— START LISTING —

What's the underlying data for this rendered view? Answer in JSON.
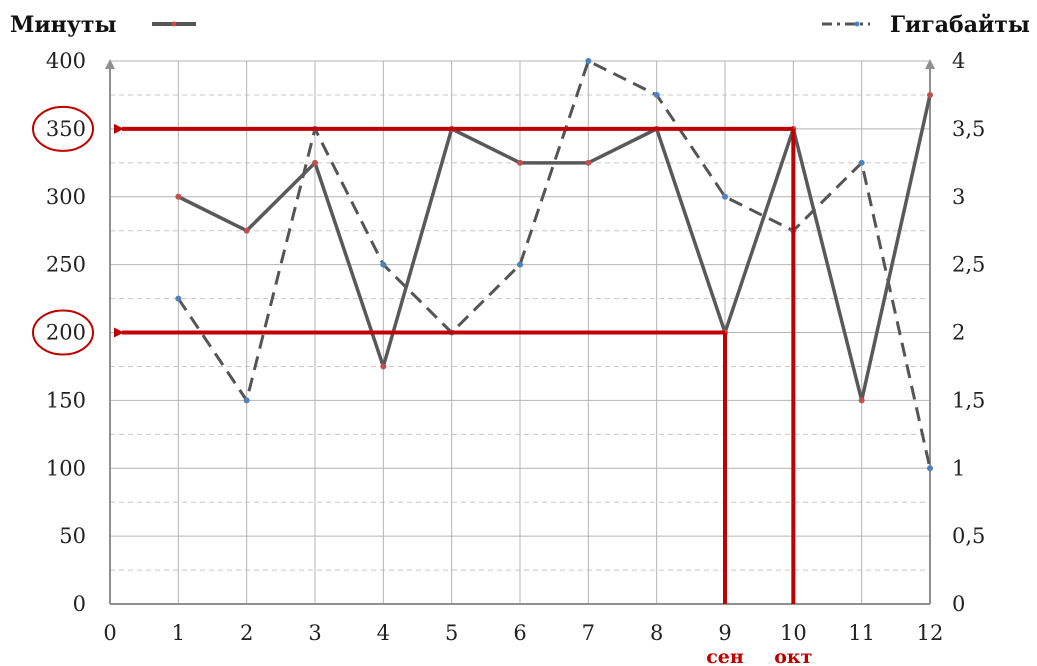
{
  "chart_data": {
    "type": "line",
    "x": [
      1,
      2,
      3,
      4,
      5,
      6,
      7,
      8,
      9,
      10,
      11,
      12
    ],
    "xlim": [
      0,
      12
    ],
    "xticks": [
      "0",
      "1",
      "2",
      "3",
      "4",
      "5",
      "6",
      "7",
      "8",
      "9",
      "10",
      "11",
      "12"
    ],
    "series": [
      {
        "name": "Минуты",
        "axis": "left",
        "style": "solid",
        "values": [
          300,
          275,
          325,
          175,
          350,
          325,
          325,
          350,
          200,
          350,
          150,
          375
        ]
      },
      {
        "name": "Гигабайты",
        "axis": "right",
        "style": "dash-dot",
        "values": [
          2.25,
          1.5,
          3.5,
          2.5,
          2,
          2.5,
          4,
          3.75,
          3,
          2.75,
          3.25,
          1
        ]
      }
    ],
    "ylim_left": [
      0,
      400
    ],
    "yticks_left": [
      "0",
      "50",
      "100",
      "150",
      "200",
      "250",
      "300",
      "350",
      "400"
    ],
    "ylim_right": [
      0,
      4
    ],
    "yticks_right": [
      "0",
      "0,5",
      "1",
      "1,5",
      "2",
      "2,5",
      "3",
      "3,5",
      "4"
    ],
    "grid": true,
    "legend": [
      "top-left",
      "top-right"
    ],
    "annotations": {
      "circled_ticks": [
        "350",
        "200"
      ],
      "highlight_color": "#c00000",
      "month_labels": [
        {
          "x": 9,
          "text": "сен"
        },
        {
          "x": 10,
          "text": "окт"
        }
      ],
      "arrows": [
        {
          "x": 10,
          "y": 350
        },
        {
          "x": 9,
          "y": 200
        }
      ]
    }
  }
}
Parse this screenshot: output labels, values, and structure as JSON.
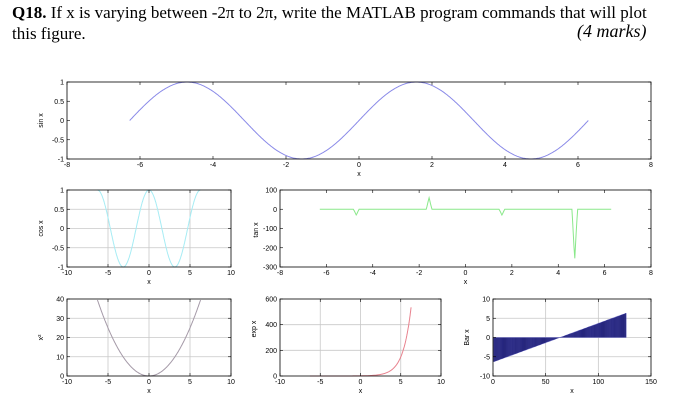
{
  "question": {
    "number": "Q18.",
    "text_line1": " If x is varying between -2π to 2π, write the MATLAB program commands that will plot",
    "text_line2": "this figure.",
    "marks": "(4 marks)"
  },
  "colors": {
    "sin": "#8a8ae8",
    "cos": "#a6ecf4",
    "tan": "#8ae88a",
    "sq": "#a59aa8",
    "exp": "#e8828e",
    "bar_fill": "#0a0a5a",
    "bar_edge": "#5f5fc8",
    "grid": "#c8c8c8",
    "frame": "#000000"
  },
  "chart_data": [
    {
      "type": "line",
      "function": "sin(x)",
      "x_range": [
        -6.2832,
        6.2832
      ],
      "ylabel": "sin x",
      "xlabel": "x",
      "xlim": [
        -8,
        8
      ],
      "ylim": [
        -1,
        1
      ],
      "xticks": [
        "-8",
        "-6",
        "-4",
        "-2",
        "0",
        "2",
        "4",
        "6",
        "8"
      ],
      "yticks": [
        "-1",
        "-0.5",
        "0",
        "0.5",
        "1"
      ],
      "grid": false
    },
    {
      "type": "line",
      "function": "cos(x)",
      "x_range": [
        -6.2832,
        6.2832
      ],
      "ylabel": "cos x",
      "xlabel": "x",
      "xlim": [
        -10,
        10
      ],
      "ylim": [
        -1,
        1
      ],
      "xticks": [
        "-10",
        "-5",
        "0",
        "5",
        "10"
      ],
      "yticks": [
        "-1",
        "-0.5",
        "0",
        "0.5",
        "1"
      ],
      "grid": true
    },
    {
      "type": "line",
      "function": "tan(x)",
      "x_range": [
        -6.2832,
        6.2832
      ],
      "ylabel": "tan x",
      "xlabel": "x",
      "xlim": [
        -8,
        8
      ],
      "ylim": [
        -300,
        100
      ],
      "xticks": [
        "-8",
        "-6",
        "-4",
        "-2",
        "0",
        "2",
        "4",
        "6",
        "8"
      ],
      "yticks": [
        "-300",
        "-200",
        "-100",
        "0",
        "100"
      ],
      "spikes": [
        {
          "x": -4.71,
          "y": -30
        },
        {
          "x": -1.57,
          "y": 60
        },
        {
          "x": 1.57,
          "y": -30
        },
        {
          "x": 4.71,
          "y": -260
        }
      ],
      "grid": false
    },
    {
      "type": "line",
      "function": "x^2",
      "x_range": [
        -6.2832,
        6.2832
      ],
      "ylabel": "x²",
      "xlabel": "x",
      "xlim": [
        -10,
        10
      ],
      "ylim": [
        0,
        40
      ],
      "xticks": [
        "-10",
        "-5",
        "0",
        "5",
        "10"
      ],
      "yticks": [
        "0",
        "10",
        "20",
        "30",
        "40"
      ],
      "grid": true
    },
    {
      "type": "line",
      "function": "exp(x)",
      "x_range": [
        -6.2832,
        6.2832
      ],
      "ylabel": "exp x",
      "xlabel": "x",
      "xlim": [
        -10,
        10
      ],
      "ylim": [
        0,
        600
      ],
      "xticks": [
        "-10",
        "-5",
        "0",
        "5",
        "10"
      ],
      "yticks": [
        "0",
        "200",
        "400",
        "600"
      ],
      "grid": true
    },
    {
      "type": "bar",
      "function": "x",
      "bar_count": 126,
      "x_range": [
        -6.2832,
        6.2832
      ],
      "ylabel": "Bar x",
      "xlabel": "x",
      "xlim": [
        0,
        150
      ],
      "ylim": [
        -10,
        10
      ],
      "xticks": [
        "0",
        "50",
        "100",
        "150"
      ],
      "yticks": [
        "-10",
        "-5",
        "0",
        "5",
        "10"
      ],
      "grid": true
    }
  ]
}
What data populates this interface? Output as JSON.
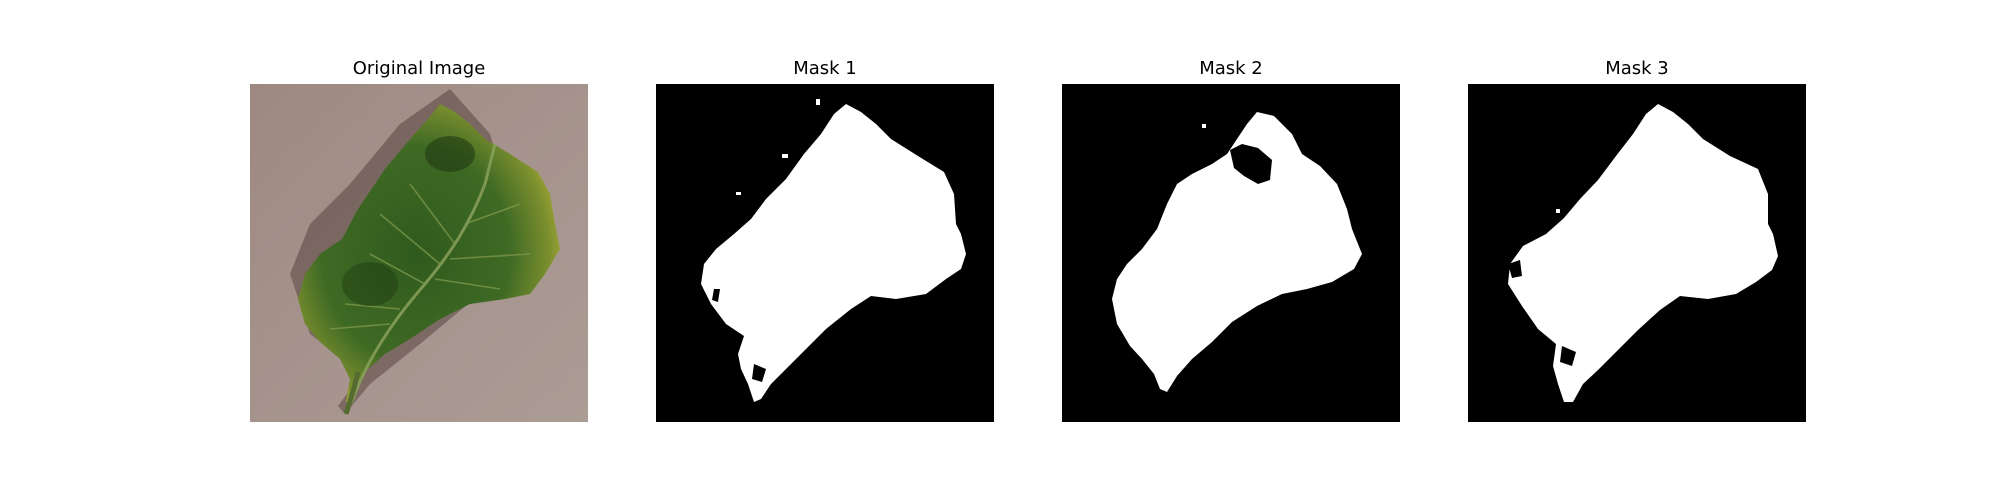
{
  "figure": {
    "panels": [
      {
        "title": "Original Image"
      },
      {
        "title": "Mask 1"
      },
      {
        "title": "Mask 2"
      },
      {
        "title": "Mask 3"
      }
    ]
  },
  "colors": {
    "background": "#ffffff",
    "mask_background": "#000000",
    "mask_foreground": "#ffffff",
    "table_surface": "#a38f86",
    "leaf_green": "#3f6a24",
    "leaf_yellow": "#b5b43a",
    "leaf_dark": "#1f3a12"
  }
}
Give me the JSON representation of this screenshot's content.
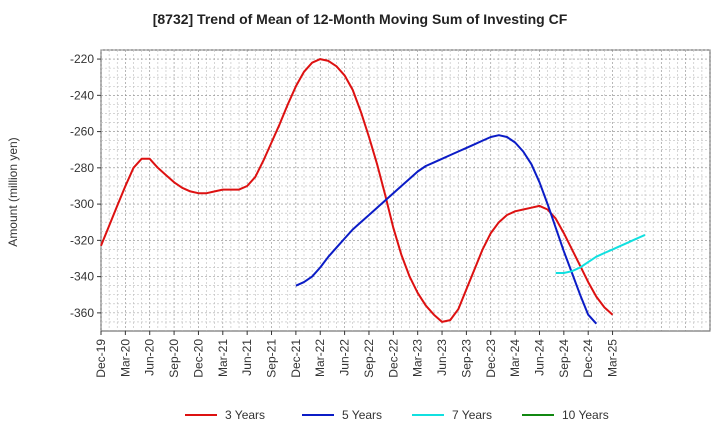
{
  "chart_data": {
    "type": "line",
    "title": "[8732]  Trend of Mean of 12-Month Moving Sum of Investing CF",
    "xlabel": "",
    "ylabel": "Amount (million yen)",
    "ylim": [
      -370,
      -215
    ],
    "yticks": [
      -220,
      -240,
      -260,
      -280,
      -300,
      -320,
      -340,
      -360
    ],
    "xlim": [
      0,
      75
    ],
    "x_tick_labels": [
      "Dec-19",
      "Mar-20",
      "Jun-20",
      "Sep-20",
      "Dec-20",
      "Mar-21",
      "Jun-21",
      "Sep-21",
      "Dec-21",
      "Mar-22",
      "Jun-22",
      "Sep-22",
      "Dec-22",
      "Mar-23",
      "Jun-23",
      "Sep-23",
      "Dec-23",
      "Mar-24",
      "Jun-24",
      "Sep-24",
      "Dec-24",
      "Mar-25"
    ],
    "grid": true,
    "legend_position": "bottom",
    "series": [
      {
        "name": "3 Years",
        "color": "#dd1111",
        "x_start": 0,
        "values": [
          -323,
          -312,
          -301,
          -290,
          -280,
          -275,
          -275,
          -280,
          -284,
          -288,
          -291,
          -293,
          -294,
          -294,
          -293,
          -292,
          -292,
          -292,
          -290,
          -285,
          -276,
          -266,
          -256,
          -245,
          -235,
          -227,
          -222,
          -220,
          -221,
          -224,
          -229,
          -237,
          -249,
          -263,
          -278,
          -295,
          -313,
          -328,
          -340,
          -349,
          -356,
          -361,
          -365,
          -364,
          -358,
          -347,
          -336,
          -325,
          -316,
          -310,
          -306,
          -304,
          -303,
          -302,
          -301,
          -303,
          -308,
          -316,
          -325,
          -334,
          -343,
          -351,
          -357,
          -361
        ]
      },
      {
        "name": "5 Years",
        "color": "#0b1cc6",
        "x_start": 24,
        "values": [
          -345,
          -343,
          -340,
          -335,
          -329,
          -324,
          -319,
          -314,
          -310,
          -306,
          -302,
          -298,
          -294,
          -290,
          -286,
          -282,
          -279,
          -277,
          -275,
          -273,
          -271,
          -269,
          -267,
          -265,
          -263,
          -262,
          -263,
          -266,
          -271,
          -278,
          -288,
          -300,
          -313,
          -326,
          -338,
          -350,
          -361,
          -366
        ]
      },
      {
        "name": "7 Years",
        "color": "#11e0e0",
        "x_start": 56,
        "values": [
          -338,
          -338,
          -337,
          -335,
          -332,
          -329,
          -327,
          -325,
          -323,
          -321,
          -319,
          -317
        ]
      },
      {
        "name": "10 Years",
        "color": "#118811",
        "x_start": 0,
        "values": []
      }
    ]
  }
}
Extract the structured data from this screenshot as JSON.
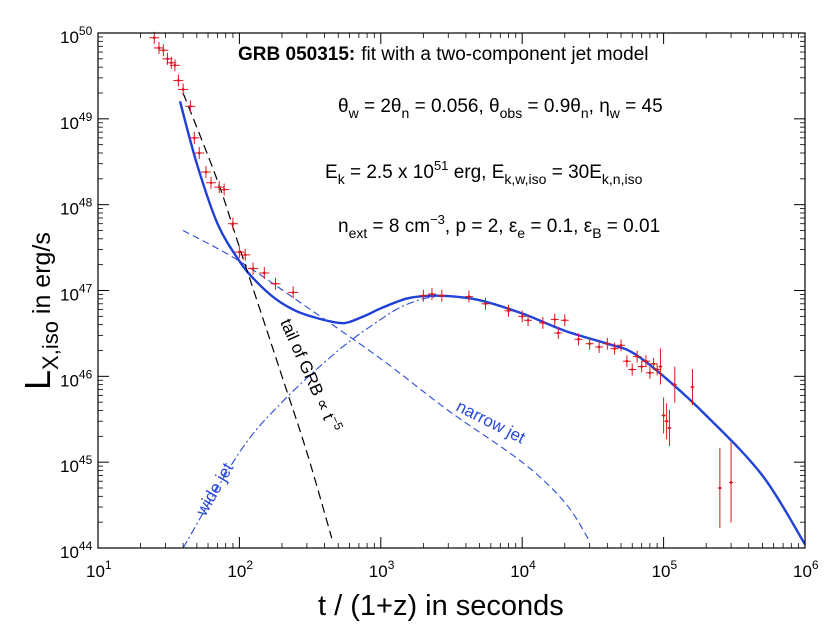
{
  "chart_data": {
    "type": "scatter",
    "title_bold": "GRB 050315:",
    "title_rest": "fit with a two-component jet model",
    "xlabel": "t / (1+z)  in  seconds",
    "ylabel": {
      "main": "L",
      "sub": "X,iso",
      "tail": "in  erg/s"
    },
    "xscale": "log",
    "yscale": "log",
    "xlim": [
      10,
      1000000
    ],
    "ylim": [
      1e+44,
      1e+50
    ],
    "x_ticks": [
      {
        "base": "10",
        "exp": "1"
      },
      {
        "base": "10",
        "exp": "2"
      },
      {
        "base": "10",
        "exp": "3"
      },
      {
        "base": "10",
        "exp": "4"
      },
      {
        "base": "10",
        "exp": "5"
      },
      {
        "base": "10",
        "exp": "6"
      }
    ],
    "y_ticks": [
      {
        "base": "10",
        "exp": "44"
      },
      {
        "base": "10",
        "exp": "45"
      },
      {
        "base": "10",
        "exp": "46"
      },
      {
        "base": "10",
        "exp": "47"
      },
      {
        "base": "10",
        "exp": "48"
      },
      {
        "base": "10",
        "exp": "49"
      },
      {
        "base": "10",
        "exp": "50"
      }
    ],
    "annotations": {
      "line1": "θw = 2θn = 0.056, θobs = 0.9θn, ηw = 45",
      "line2": "Ek = 2.5 x 10^51 erg, Ek,w,iso = 30Ek,n,iso",
      "line3": "next = 8 cm^-3, p = 2, εe = 0.1, εB = 0.01"
    },
    "curve_labels": {
      "narrow": "narrow jet",
      "wide": "wide jet",
      "tail": "tail  of  GRB ∝ t^-5"
    },
    "colors": {
      "fit": "#1f3fd6",
      "components": "#2a4bd8",
      "tail": "#000000",
      "data": "#e0141e"
    },
    "series": [
      {
        "name": "total fit",
        "style": "solid",
        "x": [
          38,
          50,
          70,
          100,
          130,
          180,
          250,
          350,
          500,
          600,
          800,
          1000,
          1500,
          2000,
          3000,
          5000,
          10000,
          20000,
          40000,
          60000,
          100000,
          200000,
          500000,
          1000000
        ],
        "y": [
          1.6e+49,
          3e+48,
          6e+47,
          2.2e+47,
          1.3e+47,
          8e+46,
          5.8e+46,
          4.8e+46,
          4.2e+46,
          4.3e+46,
          5.2e+46,
          6.2e+46,
          8e+46,
          8.6e+46,
          8.6e+46,
          7.7e+46,
          5.4e+46,
          3.4e+46,
          2.4e+46,
          1.9e+46,
          1e+46,
          3.5e+45,
          7e+44,
          1.1e+44
        ]
      },
      {
        "name": "narrow jet",
        "style": "dashed",
        "x": [
          40,
          100,
          300,
          1000,
          3000,
          10000,
          20000,
          30000
        ],
        "y": [
          5e+47,
          2.2e+47,
          6.4e+46,
          1.6e+46,
          4e+45,
          1e+45,
          3.4e+44,
          1.2e+44
        ]
      },
      {
        "name": "wide jet",
        "style": "dashdot",
        "x": [
          40,
          100,
          200,
          500,
          1000,
          1500,
          2500,
          5000,
          10000,
          20000,
          40000,
          60000,
          100000,
          200000,
          500000,
          1000000
        ],
        "y": [
          1e+44,
          1.3e+45,
          5e+45,
          2e+46,
          4.6e+46,
          6.8e+46,
          8.5e+46,
          7.7e+46,
          5.4e+46,
          3.4e+46,
          2.4e+46,
          1.9e+46,
          1e+46,
          3.5e+45,
          7e+44,
          1.1e+44
        ]
      },
      {
        "name": "GRB tail",
        "style": "dashed",
        "x": [
          40,
          70,
          100,
          200,
          300,
          450
        ],
        "y": [
          2e+49,
          1.9e+48,
          3.2e+47,
          1e+46,
          1.3e+45,
          1.3e+44
        ]
      },
      {
        "name": "observations",
        "style": "points",
        "points": [
          {
            "x": 25,
            "y": 8.8e+49
          },
          {
            "x": 27,
            "y": 6.7e+49
          },
          {
            "x": 29,
            "y": 6.3e+49
          },
          {
            "x": 31,
            "y": 5e+49
          },
          {
            "x": 33,
            "y": 4.5e+49
          },
          {
            "x": 35,
            "y": 4.2e+49
          },
          {
            "x": 37,
            "y": 2.8e+49
          },
          {
            "x": 40,
            "y": 2.2e+49
          },
          {
            "x": 45,
            "y": 1.4e+49
          },
          {
            "x": 48,
            "y": 6e+48
          },
          {
            "x": 52,
            "y": 4e+48
          },
          {
            "x": 58,
            "y": 2.4e+48
          },
          {
            "x": 63,
            "y": 1.8e+48
          },
          {
            "x": 72,
            "y": 1.6e+48
          },
          {
            "x": 78,
            "y": 1.5e+48
          },
          {
            "x": 90,
            "y": 6e+47
          },
          {
            "x": 100,
            "y": 2.8e+47
          },
          {
            "x": 110,
            "y": 2.6e+47
          },
          {
            "x": 125,
            "y": 1.8e+47
          },
          {
            "x": 150,
            "y": 1.6e+47
          },
          {
            "x": 180,
            "y": 1.2e+47
          },
          {
            "x": 240,
            "y": 9.5e+46
          },
          {
            "x": 2000,
            "y": 8.7e+46
          },
          {
            "x": 2300,
            "y": 9.1e+46
          },
          {
            "x": 2700,
            "y": 8.7e+46
          },
          {
            "x": 4200,
            "y": 8.5e+46
          },
          {
            "x": 5500,
            "y": 7e+46
          },
          {
            "x": 8000,
            "y": 5.8e+46
          },
          {
            "x": 10000,
            "y": 5e+46
          },
          {
            "x": 11000,
            "y": 4.5e+46
          },
          {
            "x": 14000,
            "y": 4.2e+46
          },
          {
            "x": 17000,
            "y": 4.6e+46
          },
          {
            "x": 18000,
            "y": 3.2e+46
          },
          {
            "x": 20000,
            "y": 4.5e+46
          },
          {
            "x": 25000,
            "y": 2.7e+46
          },
          {
            "x": 30000,
            "y": 2.4e+46
          },
          {
            "x": 35000,
            "y": 2.2e+46
          },
          {
            "x": 40000,
            "y": 2.4e+46
          },
          {
            "x": 45000,
            "y": 2.1e+46
          },
          {
            "x": 50000,
            "y": 2.3e+46
          },
          {
            "x": 55000,
            "y": 1.5e+46
          },
          {
            "x": 60000,
            "y": 1.2e+46
          },
          {
            "x": 65000,
            "y": 1.7e+46
          },
          {
            "x": 70000,
            "y": 1.3e+46
          },
          {
            "x": 75000,
            "y": 1.5e+46
          },
          {
            "x": 80000,
            "y": 1.1e+46
          },
          {
            "x": 85000,
            "y": 1.4e+46
          },
          {
            "x": 90000,
            "y": 1.2e+46
          },
          {
            "x": 95000,
            "y": 1.3e+46
          },
          {
            "x": 100000,
            "y": 3.5e+45
          },
          {
            "x": 105000,
            "y": 3e+45
          },
          {
            "x": 110000,
            "y": 2.5e+45
          },
          {
            "x": 120000,
            "y": 8e+45
          },
          {
            "x": 160000,
            "y": 7.5e+45
          },
          {
            "x": 250000,
            "y": 5e+44
          },
          {
            "x": 300000,
            "y": 5.8e+44
          }
        ]
      }
    ]
  }
}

— END LISTING —

▸ REQUEST: Copy out every line from the records that has the word "tail".

▸ SOLUTION TO THIS PROBLEM:
      "tail": "in  erg/s"
      "tail": "tail  of  GRB ∝ t^-5"
      "tail": "#000000",
        "name": "GRB tail",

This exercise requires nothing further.